Extract each line of the records below that contains the string "number". Copy those lines in full.

:: RECORD LIST

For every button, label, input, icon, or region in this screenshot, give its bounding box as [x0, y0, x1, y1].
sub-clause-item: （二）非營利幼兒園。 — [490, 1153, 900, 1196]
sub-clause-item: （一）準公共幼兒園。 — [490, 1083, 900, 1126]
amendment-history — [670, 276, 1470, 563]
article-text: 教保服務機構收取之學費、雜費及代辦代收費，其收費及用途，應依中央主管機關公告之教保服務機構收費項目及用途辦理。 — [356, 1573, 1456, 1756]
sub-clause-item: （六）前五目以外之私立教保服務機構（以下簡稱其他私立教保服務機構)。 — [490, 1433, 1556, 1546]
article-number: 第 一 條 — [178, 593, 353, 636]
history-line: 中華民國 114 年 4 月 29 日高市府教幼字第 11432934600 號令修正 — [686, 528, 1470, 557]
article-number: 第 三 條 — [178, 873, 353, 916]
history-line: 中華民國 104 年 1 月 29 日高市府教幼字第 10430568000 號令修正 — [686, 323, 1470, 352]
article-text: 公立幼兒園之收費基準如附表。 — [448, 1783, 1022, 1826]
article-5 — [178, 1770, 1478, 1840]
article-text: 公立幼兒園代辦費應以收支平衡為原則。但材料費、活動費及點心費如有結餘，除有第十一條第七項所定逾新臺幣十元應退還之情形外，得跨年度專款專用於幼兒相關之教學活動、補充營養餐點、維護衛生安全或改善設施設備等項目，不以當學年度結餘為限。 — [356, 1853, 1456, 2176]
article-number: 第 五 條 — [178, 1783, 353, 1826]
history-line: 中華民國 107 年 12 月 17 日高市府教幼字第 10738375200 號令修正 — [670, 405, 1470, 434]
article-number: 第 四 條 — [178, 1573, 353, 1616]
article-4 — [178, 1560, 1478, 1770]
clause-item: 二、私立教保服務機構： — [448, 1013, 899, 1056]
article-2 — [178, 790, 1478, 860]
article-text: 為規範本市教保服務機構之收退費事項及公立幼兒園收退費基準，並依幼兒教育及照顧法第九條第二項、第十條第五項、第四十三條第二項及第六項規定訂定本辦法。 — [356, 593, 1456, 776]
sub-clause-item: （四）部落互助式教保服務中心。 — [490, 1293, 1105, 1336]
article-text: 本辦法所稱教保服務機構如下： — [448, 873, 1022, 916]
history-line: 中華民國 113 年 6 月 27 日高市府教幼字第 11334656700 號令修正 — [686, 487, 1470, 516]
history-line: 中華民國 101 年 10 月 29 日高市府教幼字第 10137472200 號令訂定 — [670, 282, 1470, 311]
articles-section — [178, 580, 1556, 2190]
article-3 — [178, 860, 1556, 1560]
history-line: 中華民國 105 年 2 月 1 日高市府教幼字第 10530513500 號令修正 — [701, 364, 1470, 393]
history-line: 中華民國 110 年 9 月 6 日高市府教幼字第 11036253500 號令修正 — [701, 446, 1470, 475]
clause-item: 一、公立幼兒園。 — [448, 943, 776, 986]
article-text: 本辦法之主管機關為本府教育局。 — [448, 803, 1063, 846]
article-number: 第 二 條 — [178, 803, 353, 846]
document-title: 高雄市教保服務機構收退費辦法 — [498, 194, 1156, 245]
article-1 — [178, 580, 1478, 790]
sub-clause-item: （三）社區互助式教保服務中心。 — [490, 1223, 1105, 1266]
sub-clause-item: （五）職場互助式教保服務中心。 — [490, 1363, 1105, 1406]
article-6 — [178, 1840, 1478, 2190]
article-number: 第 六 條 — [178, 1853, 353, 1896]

::::

FINISHED TASK:
article-number: 第 一 條 — [178, 593, 353, 636]
article-number: 第 三 條 — [178, 873, 353, 916]
article-number: 第 五 條 — [178, 1783, 353, 1826]
article-number: 第 四 條 — [178, 1573, 353, 1616]
article-number: 第 二 條 — [178, 803, 353, 846]
article-number: 第 六 條 — [178, 1853, 353, 1896]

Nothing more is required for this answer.